Exercise instructions:
Determine how many lines of the records include "COURT", and answer with the number alone.

Data for this task:
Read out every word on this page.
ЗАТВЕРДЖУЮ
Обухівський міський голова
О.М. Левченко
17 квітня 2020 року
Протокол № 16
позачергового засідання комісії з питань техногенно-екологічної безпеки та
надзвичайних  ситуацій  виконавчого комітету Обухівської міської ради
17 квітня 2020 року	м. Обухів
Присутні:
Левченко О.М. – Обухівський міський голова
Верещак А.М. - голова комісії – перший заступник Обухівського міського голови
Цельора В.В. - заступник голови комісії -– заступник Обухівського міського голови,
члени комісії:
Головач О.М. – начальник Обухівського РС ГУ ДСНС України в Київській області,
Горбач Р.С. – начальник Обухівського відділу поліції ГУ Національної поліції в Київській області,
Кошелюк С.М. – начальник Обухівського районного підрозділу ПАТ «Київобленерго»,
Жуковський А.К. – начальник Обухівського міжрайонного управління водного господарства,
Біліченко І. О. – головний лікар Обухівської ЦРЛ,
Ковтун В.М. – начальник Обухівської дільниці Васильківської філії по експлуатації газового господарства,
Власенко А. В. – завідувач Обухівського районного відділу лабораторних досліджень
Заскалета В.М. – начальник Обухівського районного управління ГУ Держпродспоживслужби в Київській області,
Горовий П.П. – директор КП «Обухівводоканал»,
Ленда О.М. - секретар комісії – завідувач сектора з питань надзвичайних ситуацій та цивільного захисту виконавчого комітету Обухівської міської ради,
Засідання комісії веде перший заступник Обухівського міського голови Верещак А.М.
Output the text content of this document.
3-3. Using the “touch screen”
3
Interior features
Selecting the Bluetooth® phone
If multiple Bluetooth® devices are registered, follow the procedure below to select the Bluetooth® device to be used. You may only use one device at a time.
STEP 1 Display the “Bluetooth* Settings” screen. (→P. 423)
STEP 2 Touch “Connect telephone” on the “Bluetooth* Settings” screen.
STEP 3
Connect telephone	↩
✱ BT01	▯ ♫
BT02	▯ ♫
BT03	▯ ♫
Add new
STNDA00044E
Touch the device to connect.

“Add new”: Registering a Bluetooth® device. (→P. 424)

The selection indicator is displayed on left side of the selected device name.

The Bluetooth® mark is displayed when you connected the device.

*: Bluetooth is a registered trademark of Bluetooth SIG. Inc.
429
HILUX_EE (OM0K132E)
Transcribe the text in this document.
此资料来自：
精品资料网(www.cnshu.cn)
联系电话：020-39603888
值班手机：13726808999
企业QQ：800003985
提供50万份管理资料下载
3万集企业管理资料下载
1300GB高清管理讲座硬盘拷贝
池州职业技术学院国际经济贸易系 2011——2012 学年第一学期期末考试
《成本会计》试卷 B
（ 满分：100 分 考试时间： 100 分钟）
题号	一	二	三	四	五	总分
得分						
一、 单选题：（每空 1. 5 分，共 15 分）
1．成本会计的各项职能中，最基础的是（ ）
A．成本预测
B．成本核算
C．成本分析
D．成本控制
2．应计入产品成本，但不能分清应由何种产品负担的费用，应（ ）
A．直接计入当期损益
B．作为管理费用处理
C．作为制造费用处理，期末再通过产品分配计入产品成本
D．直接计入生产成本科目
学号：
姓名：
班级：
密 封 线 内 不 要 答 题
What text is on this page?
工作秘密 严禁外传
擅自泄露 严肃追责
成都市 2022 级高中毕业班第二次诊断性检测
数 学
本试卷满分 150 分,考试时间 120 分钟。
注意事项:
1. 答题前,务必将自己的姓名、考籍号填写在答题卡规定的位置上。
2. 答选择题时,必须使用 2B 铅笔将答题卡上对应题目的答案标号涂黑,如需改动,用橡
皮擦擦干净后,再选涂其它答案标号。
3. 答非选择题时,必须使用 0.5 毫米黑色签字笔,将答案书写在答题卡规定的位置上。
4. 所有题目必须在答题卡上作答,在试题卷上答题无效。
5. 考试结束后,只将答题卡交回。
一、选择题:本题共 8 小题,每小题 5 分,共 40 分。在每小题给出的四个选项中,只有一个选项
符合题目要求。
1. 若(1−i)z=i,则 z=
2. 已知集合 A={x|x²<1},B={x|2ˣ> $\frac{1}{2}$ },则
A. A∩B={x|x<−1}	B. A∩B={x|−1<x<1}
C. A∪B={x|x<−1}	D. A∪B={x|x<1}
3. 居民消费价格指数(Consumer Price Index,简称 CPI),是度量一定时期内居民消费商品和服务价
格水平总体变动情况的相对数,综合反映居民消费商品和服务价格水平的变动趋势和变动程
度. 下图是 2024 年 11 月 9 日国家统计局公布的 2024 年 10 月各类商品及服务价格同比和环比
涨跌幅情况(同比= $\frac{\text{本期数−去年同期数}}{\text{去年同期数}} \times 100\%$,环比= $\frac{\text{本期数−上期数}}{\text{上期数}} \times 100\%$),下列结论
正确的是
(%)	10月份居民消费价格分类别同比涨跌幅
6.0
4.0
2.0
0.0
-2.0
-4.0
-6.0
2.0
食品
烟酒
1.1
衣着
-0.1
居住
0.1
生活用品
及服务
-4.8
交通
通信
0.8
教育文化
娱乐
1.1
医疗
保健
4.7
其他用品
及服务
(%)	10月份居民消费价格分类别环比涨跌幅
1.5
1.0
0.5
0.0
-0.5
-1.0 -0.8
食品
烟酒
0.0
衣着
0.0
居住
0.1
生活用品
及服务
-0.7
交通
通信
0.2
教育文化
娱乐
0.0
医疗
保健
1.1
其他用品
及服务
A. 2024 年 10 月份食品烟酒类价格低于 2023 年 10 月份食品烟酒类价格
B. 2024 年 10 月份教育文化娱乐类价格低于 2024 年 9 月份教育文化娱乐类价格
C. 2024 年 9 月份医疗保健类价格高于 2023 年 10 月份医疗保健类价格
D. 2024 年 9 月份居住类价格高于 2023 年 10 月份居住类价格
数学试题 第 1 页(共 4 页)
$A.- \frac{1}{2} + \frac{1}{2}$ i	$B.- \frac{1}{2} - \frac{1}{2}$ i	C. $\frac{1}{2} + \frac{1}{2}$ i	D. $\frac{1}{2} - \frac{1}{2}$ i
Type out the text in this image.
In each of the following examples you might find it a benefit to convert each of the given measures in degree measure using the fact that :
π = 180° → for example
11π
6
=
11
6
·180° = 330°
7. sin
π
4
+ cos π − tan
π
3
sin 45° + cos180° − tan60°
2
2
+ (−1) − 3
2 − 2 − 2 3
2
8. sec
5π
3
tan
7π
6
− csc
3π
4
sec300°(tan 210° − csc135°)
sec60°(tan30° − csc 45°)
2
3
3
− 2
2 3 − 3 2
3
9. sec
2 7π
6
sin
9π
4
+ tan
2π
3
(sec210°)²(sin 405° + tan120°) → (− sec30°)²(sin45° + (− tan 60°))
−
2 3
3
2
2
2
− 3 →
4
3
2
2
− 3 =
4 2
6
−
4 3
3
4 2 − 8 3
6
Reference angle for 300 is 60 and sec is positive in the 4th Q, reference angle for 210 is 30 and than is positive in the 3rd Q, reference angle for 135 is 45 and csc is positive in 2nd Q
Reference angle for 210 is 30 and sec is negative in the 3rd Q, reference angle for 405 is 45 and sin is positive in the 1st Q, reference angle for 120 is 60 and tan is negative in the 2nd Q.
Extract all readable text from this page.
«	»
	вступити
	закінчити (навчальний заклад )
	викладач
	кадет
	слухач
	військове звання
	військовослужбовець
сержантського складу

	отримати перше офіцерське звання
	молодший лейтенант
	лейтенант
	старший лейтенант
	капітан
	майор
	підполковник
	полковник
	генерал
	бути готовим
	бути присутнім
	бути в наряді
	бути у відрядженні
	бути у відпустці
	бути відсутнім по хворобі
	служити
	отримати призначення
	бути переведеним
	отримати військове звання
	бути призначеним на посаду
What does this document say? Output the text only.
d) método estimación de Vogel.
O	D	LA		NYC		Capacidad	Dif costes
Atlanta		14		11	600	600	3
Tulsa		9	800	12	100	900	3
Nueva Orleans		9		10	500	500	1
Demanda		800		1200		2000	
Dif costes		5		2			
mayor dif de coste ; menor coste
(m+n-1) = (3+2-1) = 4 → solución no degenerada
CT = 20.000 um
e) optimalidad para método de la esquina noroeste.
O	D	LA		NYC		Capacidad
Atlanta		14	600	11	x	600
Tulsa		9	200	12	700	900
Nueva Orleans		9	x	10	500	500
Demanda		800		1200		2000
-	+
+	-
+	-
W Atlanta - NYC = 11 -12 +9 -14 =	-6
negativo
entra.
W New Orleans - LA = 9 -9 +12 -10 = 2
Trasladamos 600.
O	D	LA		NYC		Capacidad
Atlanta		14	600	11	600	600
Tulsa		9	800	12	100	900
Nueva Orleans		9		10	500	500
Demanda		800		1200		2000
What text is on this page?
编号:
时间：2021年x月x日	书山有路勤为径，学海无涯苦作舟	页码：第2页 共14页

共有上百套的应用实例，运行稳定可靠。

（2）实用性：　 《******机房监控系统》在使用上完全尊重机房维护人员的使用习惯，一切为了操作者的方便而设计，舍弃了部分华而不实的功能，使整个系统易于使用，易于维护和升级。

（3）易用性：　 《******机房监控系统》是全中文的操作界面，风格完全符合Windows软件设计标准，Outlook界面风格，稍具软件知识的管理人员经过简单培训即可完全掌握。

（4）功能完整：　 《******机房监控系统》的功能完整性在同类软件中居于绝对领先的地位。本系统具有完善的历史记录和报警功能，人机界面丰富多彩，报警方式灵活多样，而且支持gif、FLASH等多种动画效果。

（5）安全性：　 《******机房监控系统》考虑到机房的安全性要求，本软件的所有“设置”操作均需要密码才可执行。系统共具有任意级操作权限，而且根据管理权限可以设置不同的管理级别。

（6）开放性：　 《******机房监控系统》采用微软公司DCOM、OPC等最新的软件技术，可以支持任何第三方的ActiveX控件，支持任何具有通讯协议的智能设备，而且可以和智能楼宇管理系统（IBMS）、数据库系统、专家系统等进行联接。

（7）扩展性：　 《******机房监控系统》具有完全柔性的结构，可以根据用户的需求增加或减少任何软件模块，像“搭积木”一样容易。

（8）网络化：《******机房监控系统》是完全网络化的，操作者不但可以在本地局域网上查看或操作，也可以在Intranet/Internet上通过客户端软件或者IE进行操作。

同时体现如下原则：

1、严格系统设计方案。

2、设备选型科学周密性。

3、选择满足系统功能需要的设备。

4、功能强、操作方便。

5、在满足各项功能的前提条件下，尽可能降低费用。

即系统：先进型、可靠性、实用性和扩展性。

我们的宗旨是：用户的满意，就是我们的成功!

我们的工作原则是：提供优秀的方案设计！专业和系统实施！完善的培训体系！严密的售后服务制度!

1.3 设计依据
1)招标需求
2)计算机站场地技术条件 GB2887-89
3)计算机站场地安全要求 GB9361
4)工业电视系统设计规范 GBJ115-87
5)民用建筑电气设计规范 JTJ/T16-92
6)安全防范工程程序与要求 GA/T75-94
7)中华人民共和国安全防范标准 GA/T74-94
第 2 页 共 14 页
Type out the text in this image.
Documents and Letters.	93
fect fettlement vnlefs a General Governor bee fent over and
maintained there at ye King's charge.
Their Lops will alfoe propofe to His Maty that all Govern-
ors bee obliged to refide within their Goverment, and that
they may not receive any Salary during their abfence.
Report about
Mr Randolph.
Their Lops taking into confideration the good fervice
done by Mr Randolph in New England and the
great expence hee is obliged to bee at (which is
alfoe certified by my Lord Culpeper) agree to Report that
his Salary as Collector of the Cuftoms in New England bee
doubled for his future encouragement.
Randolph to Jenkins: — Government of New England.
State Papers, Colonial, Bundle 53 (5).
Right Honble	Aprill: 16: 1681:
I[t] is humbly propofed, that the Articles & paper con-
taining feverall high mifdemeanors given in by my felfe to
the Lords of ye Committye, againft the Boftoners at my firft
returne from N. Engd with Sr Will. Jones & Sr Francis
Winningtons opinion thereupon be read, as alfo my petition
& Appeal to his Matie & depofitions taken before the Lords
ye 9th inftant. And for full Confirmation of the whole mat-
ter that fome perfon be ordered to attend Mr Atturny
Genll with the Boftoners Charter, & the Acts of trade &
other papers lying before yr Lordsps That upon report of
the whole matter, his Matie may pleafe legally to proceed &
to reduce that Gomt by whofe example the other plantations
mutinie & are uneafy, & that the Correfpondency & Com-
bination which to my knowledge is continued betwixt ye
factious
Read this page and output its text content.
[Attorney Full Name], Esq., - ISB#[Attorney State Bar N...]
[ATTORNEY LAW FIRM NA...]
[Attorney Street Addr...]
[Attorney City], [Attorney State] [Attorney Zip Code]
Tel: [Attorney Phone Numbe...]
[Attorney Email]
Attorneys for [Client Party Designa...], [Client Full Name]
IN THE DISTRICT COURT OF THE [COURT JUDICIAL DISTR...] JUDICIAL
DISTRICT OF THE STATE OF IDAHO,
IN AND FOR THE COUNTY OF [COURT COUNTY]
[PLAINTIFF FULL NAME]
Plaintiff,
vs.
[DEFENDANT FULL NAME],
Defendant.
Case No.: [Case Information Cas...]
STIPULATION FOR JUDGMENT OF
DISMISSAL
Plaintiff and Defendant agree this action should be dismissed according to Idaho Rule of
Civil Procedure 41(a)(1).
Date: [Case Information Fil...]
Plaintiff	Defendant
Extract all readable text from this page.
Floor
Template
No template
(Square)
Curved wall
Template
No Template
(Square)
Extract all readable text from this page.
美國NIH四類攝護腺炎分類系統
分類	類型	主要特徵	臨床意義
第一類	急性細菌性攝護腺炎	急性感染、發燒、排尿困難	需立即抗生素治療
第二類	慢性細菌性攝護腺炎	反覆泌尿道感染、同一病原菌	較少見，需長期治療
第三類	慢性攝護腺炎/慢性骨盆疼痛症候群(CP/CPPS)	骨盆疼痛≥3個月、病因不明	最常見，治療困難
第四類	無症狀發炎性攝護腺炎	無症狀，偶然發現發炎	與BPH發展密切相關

Right answer:
2